GOAL ::
Pick out every line in the data below that holds "variable".

>> BEGIN

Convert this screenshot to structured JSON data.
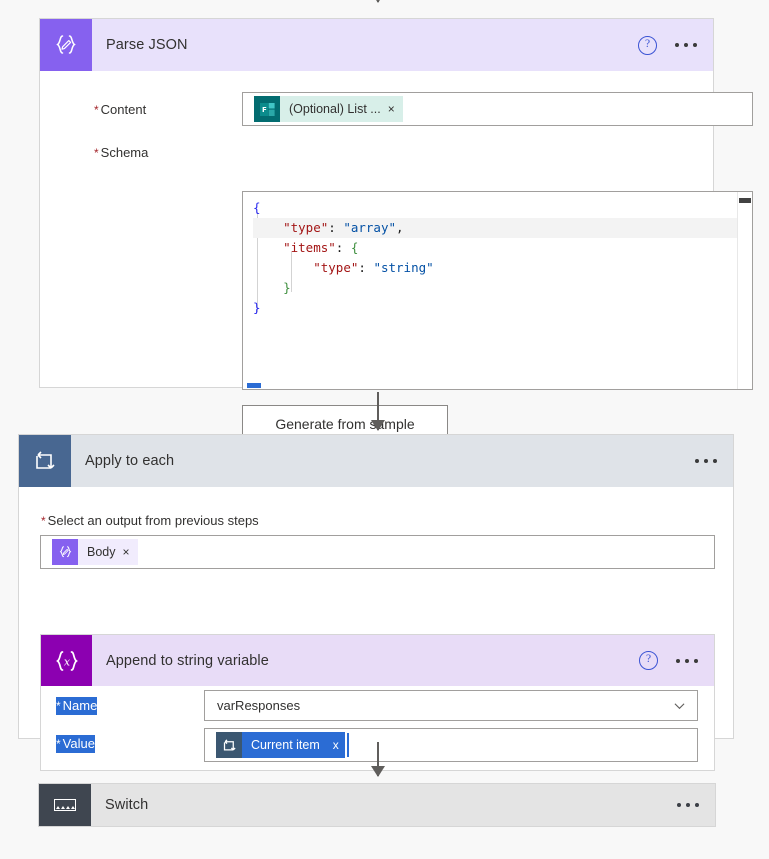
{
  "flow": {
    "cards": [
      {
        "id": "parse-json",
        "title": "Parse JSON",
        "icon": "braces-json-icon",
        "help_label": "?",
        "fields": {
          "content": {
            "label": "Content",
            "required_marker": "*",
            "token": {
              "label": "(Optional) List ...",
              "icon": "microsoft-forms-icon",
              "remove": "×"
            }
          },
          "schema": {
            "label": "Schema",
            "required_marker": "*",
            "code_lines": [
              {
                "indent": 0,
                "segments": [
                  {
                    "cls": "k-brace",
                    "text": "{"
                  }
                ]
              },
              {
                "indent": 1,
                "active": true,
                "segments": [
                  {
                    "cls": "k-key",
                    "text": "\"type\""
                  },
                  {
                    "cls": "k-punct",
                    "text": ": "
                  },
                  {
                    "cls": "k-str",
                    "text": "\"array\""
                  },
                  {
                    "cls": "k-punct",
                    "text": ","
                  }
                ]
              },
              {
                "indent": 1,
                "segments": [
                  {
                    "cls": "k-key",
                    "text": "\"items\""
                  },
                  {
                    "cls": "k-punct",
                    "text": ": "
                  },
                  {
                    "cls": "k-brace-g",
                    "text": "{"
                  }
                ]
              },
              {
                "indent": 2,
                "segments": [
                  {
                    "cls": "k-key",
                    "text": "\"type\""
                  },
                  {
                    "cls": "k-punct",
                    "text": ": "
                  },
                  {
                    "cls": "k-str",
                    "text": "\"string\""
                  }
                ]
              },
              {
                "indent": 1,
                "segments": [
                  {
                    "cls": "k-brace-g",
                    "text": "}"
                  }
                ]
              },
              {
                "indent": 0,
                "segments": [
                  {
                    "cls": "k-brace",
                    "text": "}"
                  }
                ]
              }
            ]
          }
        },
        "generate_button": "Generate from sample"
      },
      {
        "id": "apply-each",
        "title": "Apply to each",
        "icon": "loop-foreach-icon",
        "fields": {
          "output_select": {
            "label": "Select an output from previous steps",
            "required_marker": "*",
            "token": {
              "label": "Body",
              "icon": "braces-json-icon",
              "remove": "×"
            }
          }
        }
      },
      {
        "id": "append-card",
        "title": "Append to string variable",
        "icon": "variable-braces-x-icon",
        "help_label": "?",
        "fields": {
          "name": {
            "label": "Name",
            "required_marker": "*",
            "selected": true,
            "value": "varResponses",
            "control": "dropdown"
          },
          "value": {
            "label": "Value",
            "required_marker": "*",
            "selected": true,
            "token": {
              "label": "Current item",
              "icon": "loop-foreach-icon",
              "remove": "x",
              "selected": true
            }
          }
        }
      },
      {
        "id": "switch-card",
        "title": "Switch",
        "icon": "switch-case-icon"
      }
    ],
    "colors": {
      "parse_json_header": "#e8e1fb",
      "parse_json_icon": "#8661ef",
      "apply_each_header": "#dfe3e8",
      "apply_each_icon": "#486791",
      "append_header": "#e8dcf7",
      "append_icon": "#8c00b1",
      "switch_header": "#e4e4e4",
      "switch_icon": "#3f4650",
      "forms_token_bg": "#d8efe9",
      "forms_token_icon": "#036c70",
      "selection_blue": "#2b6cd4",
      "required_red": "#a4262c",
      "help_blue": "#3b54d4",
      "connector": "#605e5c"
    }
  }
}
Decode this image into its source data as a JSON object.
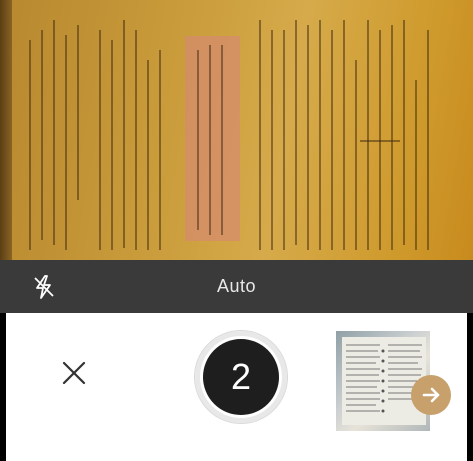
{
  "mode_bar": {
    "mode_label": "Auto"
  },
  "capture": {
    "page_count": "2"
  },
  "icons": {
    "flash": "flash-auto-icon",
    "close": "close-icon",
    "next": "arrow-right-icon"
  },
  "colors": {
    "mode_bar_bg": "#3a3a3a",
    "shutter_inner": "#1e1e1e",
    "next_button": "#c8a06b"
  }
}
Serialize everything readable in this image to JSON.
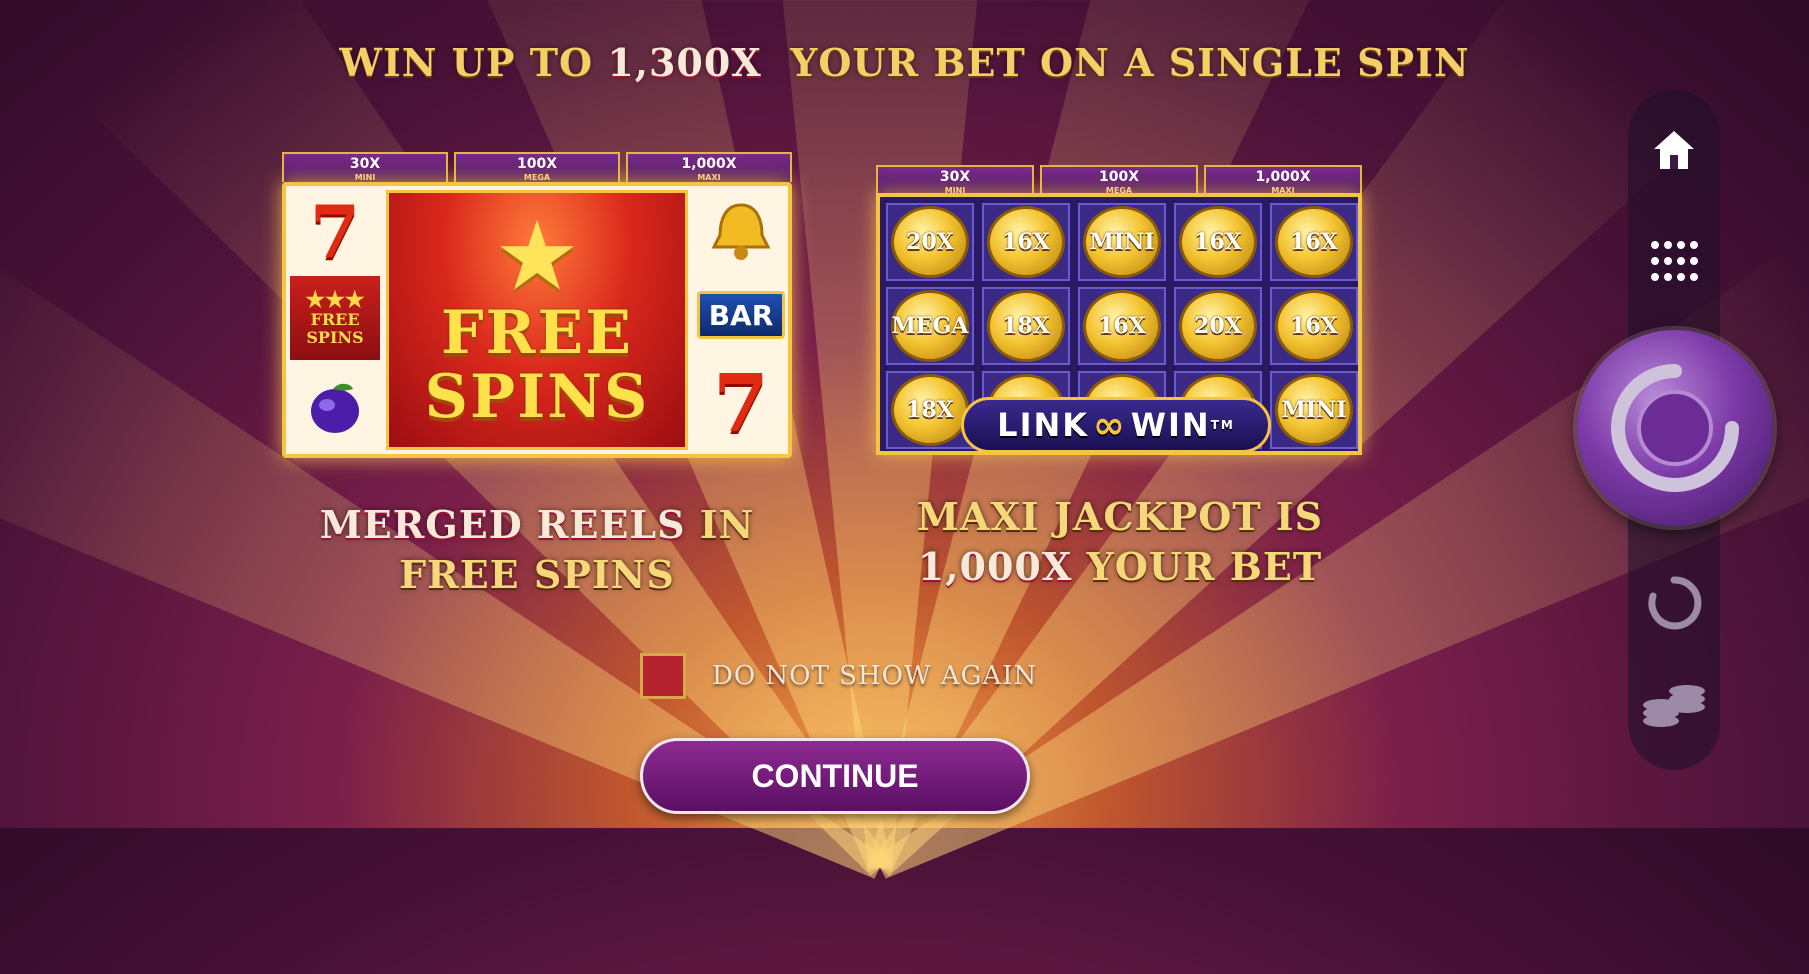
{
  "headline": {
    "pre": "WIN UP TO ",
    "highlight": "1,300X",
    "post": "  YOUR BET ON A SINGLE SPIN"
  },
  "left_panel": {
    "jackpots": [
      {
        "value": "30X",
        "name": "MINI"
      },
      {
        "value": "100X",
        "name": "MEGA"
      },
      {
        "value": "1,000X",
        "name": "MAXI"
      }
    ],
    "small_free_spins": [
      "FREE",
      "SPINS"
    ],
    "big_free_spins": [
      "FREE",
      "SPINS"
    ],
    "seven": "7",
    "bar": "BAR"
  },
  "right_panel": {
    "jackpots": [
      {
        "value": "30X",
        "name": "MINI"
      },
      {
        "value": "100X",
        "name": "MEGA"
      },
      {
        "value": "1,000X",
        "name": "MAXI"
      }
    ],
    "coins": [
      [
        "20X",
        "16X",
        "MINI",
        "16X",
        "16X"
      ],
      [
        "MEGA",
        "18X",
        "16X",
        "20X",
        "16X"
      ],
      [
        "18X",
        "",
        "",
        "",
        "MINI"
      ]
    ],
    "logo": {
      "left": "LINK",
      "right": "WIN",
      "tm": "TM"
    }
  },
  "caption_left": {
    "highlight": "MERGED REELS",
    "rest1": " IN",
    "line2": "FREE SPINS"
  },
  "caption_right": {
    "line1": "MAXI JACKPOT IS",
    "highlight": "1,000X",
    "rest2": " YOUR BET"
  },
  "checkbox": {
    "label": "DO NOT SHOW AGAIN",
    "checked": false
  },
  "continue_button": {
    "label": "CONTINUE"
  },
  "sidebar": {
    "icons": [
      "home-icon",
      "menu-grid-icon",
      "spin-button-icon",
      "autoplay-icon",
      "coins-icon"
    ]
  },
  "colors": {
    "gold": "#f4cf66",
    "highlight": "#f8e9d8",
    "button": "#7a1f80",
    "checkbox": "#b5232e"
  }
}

>> END
>> BEGIN

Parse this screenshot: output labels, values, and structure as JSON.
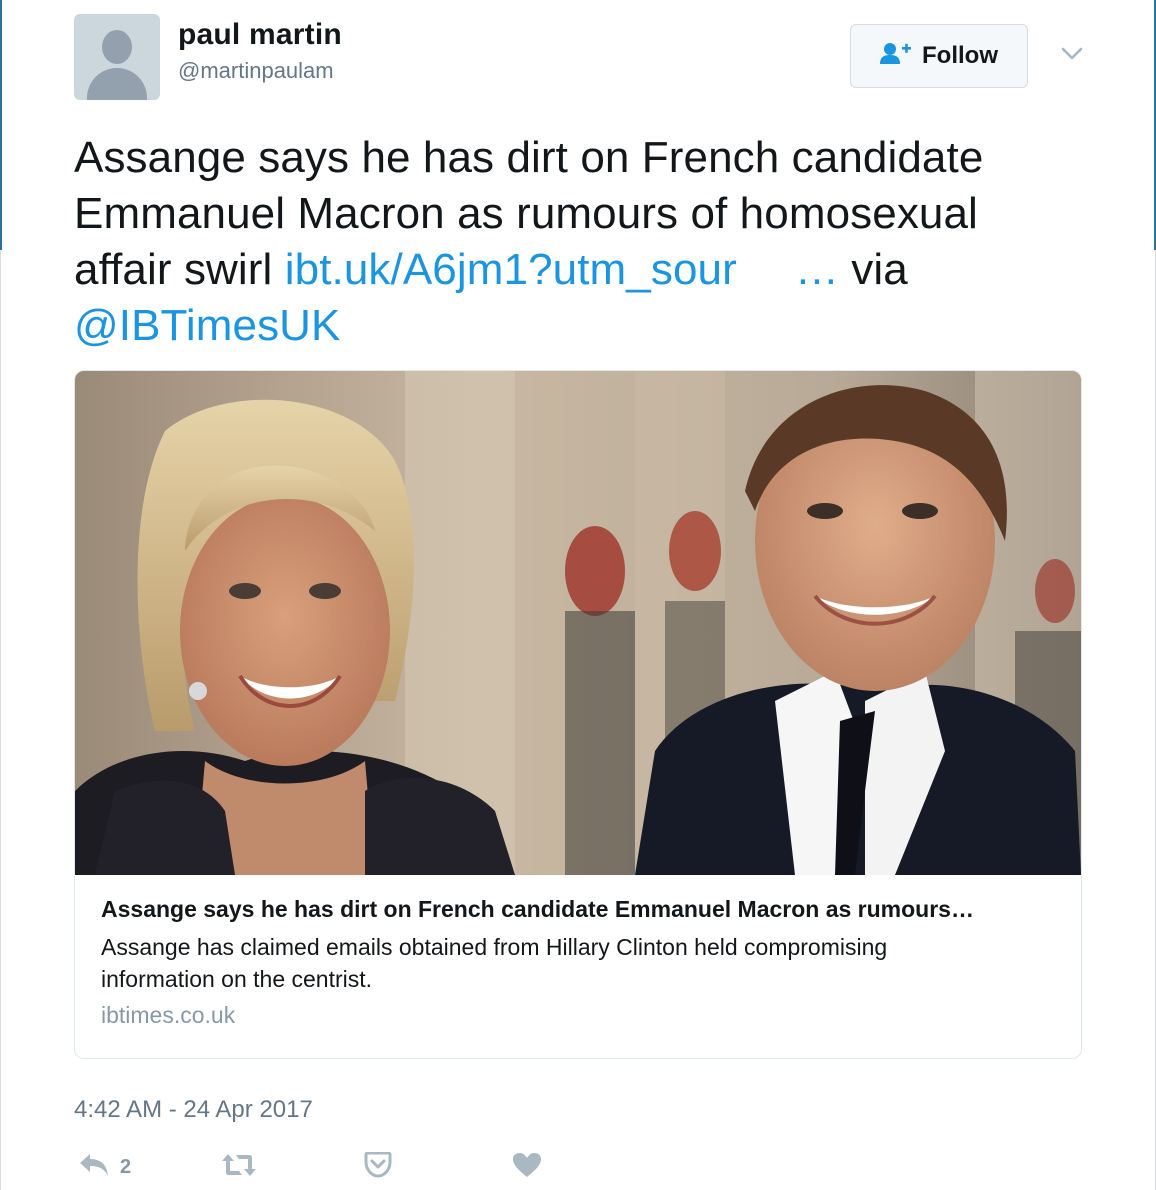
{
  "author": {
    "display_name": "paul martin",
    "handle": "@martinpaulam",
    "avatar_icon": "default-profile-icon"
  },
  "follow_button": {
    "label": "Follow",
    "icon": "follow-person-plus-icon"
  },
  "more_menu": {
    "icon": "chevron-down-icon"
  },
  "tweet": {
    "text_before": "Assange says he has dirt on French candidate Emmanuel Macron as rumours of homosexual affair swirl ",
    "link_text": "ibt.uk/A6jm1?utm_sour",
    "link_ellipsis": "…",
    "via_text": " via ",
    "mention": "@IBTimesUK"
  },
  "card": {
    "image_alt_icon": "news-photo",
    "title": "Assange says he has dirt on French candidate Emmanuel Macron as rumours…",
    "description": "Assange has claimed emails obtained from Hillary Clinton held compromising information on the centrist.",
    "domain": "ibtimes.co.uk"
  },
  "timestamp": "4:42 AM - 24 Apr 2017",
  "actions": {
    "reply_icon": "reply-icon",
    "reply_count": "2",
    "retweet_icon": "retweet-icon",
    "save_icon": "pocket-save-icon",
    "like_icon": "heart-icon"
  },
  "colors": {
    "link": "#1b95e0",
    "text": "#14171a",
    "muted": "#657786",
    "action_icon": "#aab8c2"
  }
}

>> END

FULL RESPONSE ::
        "title": "Append to string variable",
        "icon": "variable-braces-x-icon",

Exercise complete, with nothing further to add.